Stored data entries:

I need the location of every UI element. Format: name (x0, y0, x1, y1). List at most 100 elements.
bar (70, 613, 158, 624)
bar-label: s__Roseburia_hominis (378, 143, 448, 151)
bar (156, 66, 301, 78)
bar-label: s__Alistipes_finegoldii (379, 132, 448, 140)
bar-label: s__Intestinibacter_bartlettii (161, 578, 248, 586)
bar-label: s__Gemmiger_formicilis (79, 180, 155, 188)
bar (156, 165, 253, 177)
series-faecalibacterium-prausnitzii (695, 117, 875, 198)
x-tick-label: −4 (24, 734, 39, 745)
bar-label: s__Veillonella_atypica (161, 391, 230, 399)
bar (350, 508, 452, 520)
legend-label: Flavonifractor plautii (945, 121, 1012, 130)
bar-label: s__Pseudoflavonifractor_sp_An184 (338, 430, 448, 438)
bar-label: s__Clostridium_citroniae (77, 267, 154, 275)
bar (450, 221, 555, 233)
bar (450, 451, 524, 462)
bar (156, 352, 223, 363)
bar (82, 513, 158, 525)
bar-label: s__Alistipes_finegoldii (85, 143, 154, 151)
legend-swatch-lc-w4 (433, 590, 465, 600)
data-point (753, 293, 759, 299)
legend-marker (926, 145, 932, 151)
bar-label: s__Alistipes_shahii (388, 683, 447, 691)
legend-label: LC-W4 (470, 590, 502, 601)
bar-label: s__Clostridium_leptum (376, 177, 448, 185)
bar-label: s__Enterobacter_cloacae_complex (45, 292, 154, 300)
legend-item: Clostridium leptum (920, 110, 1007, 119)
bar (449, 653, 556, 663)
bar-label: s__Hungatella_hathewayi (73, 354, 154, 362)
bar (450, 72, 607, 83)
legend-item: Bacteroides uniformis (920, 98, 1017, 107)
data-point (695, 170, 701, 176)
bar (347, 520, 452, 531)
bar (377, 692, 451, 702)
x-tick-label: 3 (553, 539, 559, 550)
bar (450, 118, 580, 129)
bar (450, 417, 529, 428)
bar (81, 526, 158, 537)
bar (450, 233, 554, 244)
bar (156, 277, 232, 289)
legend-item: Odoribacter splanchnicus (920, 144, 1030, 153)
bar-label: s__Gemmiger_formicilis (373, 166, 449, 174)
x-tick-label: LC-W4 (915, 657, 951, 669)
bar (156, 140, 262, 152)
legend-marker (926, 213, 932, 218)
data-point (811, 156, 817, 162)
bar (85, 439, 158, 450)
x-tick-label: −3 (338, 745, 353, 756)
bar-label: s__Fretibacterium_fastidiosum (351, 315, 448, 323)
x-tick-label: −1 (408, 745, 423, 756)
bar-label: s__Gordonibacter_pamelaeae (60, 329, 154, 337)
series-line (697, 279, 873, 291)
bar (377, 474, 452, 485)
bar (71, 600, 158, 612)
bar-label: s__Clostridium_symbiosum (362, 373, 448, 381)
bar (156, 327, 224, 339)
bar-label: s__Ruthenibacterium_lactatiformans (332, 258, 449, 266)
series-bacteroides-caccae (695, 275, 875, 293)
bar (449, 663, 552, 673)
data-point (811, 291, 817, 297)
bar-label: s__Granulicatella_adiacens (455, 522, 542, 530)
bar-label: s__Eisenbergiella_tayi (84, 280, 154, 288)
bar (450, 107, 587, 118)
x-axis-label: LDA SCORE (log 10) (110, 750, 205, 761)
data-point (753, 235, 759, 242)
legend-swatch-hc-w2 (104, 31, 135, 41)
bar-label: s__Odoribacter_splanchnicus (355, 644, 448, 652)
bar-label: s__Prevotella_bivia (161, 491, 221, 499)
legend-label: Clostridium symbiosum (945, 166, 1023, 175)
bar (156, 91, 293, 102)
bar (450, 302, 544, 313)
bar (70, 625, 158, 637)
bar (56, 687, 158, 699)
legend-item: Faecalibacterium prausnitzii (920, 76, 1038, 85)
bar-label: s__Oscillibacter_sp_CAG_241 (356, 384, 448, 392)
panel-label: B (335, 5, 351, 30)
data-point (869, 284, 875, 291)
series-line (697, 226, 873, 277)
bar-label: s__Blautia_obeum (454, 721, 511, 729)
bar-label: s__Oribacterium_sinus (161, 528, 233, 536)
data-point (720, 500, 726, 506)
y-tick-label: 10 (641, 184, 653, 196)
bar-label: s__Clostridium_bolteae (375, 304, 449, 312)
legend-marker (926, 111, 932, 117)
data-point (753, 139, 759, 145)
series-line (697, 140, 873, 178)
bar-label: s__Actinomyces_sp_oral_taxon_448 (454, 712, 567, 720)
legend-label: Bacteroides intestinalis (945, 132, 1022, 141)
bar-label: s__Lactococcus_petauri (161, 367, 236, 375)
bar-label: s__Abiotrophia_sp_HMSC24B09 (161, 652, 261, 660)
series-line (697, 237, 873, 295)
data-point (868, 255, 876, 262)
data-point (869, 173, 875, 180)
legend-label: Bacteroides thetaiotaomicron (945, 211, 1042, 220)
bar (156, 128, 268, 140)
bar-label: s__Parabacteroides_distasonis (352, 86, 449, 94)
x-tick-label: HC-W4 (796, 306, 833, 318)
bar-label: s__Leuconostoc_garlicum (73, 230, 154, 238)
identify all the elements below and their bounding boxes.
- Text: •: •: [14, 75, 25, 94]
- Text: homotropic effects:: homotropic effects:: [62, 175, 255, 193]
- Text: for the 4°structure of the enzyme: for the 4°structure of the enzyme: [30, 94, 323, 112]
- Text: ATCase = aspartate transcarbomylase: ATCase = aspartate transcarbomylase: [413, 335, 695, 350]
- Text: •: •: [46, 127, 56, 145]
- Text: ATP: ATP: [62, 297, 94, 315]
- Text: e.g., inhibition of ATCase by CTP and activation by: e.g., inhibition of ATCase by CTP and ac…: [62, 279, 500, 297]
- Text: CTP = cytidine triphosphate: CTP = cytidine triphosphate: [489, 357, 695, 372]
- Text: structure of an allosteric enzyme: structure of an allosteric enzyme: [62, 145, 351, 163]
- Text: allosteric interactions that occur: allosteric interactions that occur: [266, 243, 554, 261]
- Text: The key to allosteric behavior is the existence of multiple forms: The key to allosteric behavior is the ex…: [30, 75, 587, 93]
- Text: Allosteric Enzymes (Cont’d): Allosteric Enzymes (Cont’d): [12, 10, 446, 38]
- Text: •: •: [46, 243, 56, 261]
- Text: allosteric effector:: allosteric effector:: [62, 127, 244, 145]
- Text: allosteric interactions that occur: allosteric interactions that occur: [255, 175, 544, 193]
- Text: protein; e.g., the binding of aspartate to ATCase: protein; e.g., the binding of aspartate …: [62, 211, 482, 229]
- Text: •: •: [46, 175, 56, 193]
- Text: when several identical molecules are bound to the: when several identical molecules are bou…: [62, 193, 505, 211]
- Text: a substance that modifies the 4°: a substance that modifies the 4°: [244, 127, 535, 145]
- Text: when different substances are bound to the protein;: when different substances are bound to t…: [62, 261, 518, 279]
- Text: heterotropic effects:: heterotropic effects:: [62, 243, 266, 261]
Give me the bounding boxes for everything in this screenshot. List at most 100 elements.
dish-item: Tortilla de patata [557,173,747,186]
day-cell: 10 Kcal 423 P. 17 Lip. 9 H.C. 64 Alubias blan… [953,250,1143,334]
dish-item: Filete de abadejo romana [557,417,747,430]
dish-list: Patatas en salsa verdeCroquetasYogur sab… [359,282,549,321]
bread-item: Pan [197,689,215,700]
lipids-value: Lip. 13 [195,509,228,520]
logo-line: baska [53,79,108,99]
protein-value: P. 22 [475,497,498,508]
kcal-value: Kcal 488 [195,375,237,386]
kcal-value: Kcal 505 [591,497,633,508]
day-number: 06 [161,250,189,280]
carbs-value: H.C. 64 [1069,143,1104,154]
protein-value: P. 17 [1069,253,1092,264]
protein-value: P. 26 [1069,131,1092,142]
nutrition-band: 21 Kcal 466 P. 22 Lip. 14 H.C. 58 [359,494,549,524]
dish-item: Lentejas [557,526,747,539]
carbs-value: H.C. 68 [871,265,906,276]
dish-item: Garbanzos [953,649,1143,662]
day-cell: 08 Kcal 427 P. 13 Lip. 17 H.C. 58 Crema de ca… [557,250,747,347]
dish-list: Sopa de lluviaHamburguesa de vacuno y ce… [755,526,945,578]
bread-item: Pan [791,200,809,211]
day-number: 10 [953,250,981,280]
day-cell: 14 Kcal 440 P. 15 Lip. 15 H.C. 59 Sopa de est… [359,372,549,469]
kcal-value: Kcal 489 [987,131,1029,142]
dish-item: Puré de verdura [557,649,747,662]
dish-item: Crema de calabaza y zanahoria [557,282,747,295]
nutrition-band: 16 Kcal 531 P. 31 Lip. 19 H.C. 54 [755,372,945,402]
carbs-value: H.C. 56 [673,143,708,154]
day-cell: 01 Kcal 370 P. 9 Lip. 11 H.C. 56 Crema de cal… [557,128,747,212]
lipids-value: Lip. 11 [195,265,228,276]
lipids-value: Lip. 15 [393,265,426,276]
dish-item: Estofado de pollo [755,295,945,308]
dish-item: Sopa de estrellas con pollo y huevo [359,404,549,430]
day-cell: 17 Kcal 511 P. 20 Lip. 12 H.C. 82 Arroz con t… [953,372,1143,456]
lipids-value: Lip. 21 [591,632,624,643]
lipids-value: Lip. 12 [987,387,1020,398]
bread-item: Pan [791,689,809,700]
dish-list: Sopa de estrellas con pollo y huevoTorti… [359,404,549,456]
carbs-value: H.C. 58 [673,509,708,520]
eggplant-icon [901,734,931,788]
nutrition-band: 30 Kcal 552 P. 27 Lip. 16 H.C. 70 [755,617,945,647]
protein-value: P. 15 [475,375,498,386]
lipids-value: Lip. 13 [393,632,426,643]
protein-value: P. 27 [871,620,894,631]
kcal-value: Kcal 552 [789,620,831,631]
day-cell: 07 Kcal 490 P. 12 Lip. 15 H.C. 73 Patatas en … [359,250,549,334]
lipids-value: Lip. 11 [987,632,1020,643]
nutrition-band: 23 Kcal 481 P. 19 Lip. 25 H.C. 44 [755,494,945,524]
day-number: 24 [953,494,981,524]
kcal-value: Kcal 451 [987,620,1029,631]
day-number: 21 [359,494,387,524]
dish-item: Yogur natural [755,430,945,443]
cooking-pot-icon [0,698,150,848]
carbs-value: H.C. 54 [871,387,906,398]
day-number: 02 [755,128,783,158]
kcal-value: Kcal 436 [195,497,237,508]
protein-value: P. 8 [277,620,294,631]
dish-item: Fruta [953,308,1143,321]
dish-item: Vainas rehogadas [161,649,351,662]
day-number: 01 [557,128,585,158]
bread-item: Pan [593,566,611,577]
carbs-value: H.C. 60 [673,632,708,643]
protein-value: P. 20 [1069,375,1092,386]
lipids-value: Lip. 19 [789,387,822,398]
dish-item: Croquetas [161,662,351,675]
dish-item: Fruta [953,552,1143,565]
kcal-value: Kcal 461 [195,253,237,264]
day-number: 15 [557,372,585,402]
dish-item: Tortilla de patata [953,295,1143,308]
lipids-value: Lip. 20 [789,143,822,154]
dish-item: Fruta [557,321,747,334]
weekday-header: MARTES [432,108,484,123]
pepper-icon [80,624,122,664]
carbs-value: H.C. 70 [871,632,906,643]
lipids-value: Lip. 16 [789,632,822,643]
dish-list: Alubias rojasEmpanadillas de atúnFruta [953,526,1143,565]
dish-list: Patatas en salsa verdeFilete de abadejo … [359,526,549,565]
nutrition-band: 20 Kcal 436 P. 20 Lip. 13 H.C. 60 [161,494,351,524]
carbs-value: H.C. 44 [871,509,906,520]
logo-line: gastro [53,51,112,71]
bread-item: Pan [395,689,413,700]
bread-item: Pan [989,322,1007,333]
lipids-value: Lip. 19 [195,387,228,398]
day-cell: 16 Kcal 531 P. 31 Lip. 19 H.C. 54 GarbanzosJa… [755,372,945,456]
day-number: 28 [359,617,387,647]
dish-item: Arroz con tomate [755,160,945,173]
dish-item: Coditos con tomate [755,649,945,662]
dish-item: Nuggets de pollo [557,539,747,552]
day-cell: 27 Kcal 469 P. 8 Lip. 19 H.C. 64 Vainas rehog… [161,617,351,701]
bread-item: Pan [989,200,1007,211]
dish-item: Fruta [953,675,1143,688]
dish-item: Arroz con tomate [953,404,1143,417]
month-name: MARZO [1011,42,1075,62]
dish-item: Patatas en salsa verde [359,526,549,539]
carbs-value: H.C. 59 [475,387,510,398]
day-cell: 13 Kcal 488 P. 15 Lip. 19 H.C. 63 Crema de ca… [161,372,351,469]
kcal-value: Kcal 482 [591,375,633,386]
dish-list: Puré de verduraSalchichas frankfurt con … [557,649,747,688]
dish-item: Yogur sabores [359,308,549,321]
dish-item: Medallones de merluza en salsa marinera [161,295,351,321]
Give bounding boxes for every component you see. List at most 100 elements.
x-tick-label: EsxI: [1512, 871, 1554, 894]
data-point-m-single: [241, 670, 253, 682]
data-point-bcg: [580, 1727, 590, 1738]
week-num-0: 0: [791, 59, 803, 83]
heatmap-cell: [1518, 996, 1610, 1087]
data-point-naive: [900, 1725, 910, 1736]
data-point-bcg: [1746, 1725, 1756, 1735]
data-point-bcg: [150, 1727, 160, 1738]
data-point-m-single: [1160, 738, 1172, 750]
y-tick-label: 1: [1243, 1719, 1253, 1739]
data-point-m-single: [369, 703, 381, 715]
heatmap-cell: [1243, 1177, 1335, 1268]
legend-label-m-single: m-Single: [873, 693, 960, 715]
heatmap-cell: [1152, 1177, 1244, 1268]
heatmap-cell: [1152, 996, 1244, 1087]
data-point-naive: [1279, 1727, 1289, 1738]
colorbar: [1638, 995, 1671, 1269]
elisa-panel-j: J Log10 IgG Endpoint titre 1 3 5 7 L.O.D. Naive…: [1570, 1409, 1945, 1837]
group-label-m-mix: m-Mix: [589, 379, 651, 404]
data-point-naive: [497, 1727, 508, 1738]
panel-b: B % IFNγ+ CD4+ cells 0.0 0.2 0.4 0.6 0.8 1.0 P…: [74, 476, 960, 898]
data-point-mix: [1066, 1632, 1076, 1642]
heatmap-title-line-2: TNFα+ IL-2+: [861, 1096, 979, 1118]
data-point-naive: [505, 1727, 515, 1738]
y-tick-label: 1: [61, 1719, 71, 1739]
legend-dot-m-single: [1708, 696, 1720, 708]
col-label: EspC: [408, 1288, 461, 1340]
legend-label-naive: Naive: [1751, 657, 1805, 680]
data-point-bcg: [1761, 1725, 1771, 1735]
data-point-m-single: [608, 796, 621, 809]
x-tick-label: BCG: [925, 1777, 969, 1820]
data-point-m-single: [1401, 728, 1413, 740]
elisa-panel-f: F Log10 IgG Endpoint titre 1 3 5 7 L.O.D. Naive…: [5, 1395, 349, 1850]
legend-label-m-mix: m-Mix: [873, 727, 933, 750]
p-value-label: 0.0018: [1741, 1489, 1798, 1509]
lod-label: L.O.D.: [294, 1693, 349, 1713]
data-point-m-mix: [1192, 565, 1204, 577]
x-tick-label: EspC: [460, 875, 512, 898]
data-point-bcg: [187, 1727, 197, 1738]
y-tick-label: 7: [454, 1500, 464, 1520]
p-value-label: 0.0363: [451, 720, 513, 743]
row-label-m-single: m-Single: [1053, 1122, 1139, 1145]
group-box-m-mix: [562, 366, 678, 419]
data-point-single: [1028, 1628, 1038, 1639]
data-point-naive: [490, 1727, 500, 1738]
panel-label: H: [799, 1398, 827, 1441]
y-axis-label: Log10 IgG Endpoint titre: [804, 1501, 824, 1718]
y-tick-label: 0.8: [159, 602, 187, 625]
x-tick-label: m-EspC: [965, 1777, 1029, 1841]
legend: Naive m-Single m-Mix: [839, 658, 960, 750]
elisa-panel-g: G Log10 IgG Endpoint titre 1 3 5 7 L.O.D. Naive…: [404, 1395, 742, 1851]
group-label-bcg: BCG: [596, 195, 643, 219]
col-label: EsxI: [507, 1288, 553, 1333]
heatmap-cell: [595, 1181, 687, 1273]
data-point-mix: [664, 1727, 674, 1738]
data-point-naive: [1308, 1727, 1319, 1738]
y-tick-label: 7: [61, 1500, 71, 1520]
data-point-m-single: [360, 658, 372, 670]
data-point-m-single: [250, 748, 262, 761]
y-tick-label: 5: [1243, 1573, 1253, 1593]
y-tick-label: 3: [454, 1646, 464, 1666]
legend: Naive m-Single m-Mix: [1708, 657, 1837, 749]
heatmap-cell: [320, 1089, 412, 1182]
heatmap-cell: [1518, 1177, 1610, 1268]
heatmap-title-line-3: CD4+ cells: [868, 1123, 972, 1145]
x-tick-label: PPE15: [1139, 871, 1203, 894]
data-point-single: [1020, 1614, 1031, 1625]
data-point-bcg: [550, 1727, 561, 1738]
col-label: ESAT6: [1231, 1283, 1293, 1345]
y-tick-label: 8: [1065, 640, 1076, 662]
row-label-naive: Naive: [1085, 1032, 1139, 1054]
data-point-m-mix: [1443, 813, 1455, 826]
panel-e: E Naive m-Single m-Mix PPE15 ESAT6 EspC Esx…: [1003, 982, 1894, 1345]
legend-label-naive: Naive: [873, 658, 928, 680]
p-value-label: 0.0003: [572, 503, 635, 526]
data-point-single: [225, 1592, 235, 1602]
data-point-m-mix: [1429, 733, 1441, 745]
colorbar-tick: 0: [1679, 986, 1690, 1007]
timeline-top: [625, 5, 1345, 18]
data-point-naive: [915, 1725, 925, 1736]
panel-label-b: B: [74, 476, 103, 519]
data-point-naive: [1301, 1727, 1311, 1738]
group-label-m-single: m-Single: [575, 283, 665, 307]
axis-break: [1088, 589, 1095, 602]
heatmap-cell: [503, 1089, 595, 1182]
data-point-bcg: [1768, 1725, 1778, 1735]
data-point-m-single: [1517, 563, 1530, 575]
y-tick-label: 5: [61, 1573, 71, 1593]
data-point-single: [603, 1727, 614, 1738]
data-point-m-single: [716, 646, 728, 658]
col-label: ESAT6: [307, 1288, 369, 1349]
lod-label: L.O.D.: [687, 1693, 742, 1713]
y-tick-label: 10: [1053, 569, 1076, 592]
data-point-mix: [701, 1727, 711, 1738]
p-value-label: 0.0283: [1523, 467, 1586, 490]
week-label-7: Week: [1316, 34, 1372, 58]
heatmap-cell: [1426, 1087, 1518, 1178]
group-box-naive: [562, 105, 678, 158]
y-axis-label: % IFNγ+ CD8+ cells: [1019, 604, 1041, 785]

→ What this task involves:
Gather up every line in the data above that contains the word "Endpoint", copying each one.

→ Solution for this task:
elisa-panel-j: J Log10 IgG Endpoint titre 1 3 5 7 L.O.D. Naive…: [1570, 1409, 1945, 1837]
elisa-panel-f: F Log10 IgG Endpoint titre 1 3 5 7 L.O.D. Naive…: [5, 1395, 349, 1850]
y-axis-label: Log10 IgG Endpoint titre: [804, 1501, 824, 1718]
elisa-panel-g: G Log10 IgG Endpoint titre 1 3 5 7 L.O.D. Naive…: [404, 1395, 742, 1851]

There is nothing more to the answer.